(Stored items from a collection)
◇ ◇ ◇

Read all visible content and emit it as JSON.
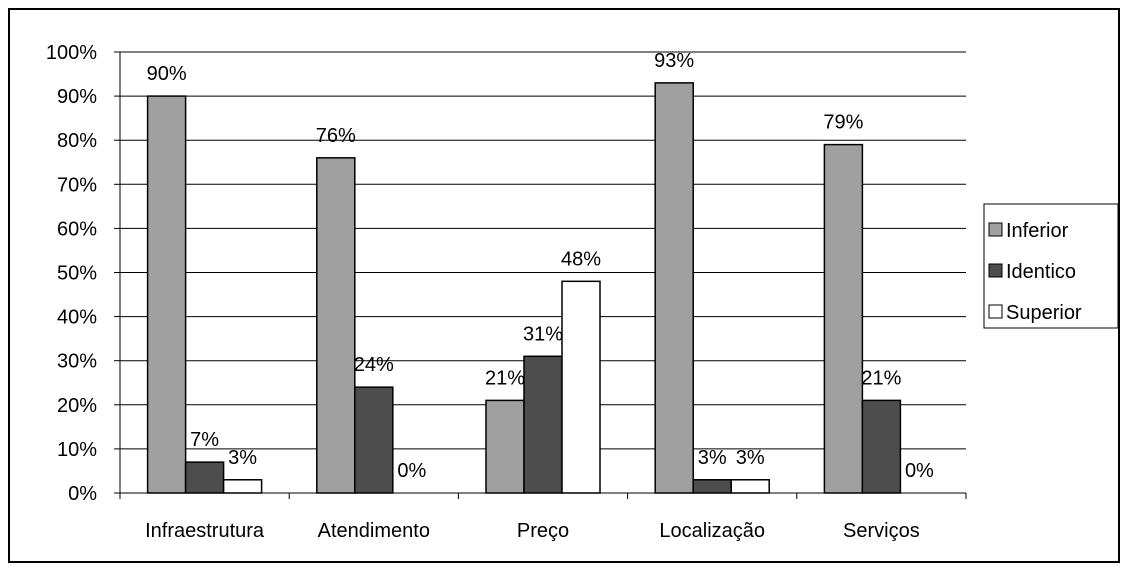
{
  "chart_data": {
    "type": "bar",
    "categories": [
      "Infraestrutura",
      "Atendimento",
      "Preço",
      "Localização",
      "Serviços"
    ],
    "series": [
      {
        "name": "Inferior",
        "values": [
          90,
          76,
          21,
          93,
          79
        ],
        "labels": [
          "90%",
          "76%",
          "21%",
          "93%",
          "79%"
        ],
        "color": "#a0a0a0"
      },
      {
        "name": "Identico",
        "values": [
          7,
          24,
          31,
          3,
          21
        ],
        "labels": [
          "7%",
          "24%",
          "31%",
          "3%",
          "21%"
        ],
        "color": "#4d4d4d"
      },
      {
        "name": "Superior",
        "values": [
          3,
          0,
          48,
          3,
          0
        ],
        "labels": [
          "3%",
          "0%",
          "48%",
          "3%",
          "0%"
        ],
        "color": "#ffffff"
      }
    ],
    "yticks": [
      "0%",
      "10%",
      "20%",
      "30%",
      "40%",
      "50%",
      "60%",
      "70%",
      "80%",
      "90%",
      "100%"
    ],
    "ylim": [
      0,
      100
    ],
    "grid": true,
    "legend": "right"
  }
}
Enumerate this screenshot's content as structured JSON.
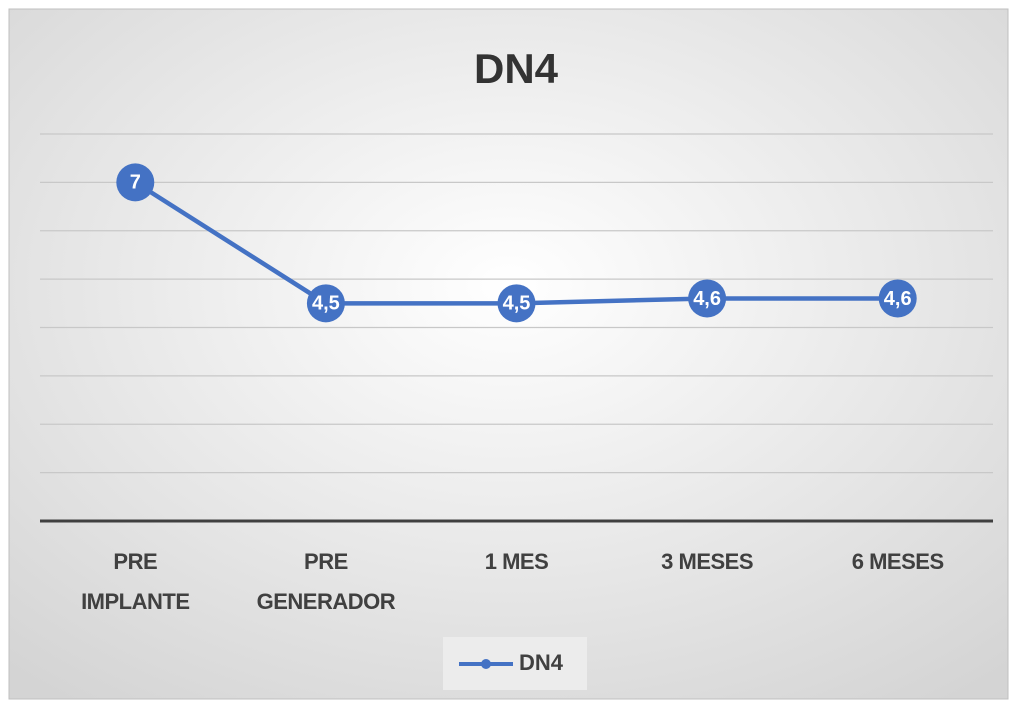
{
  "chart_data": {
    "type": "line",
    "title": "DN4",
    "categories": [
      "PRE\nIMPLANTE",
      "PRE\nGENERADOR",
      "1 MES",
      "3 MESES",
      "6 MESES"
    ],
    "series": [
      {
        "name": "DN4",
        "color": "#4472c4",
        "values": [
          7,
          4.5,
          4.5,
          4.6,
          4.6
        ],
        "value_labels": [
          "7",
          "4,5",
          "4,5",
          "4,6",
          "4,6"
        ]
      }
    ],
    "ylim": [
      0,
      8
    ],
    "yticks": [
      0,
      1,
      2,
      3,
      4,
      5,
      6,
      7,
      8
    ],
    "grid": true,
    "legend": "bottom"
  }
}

◇ ◇ ◇

◆ Problem to solve ◆
Pick out each line in the material containing "color".

◆ Written answer ◆
        "color": "#a0a0a0"
        "color": "#4d4d4d"
        "color": "#ffffff"
        "color": "#4472c4",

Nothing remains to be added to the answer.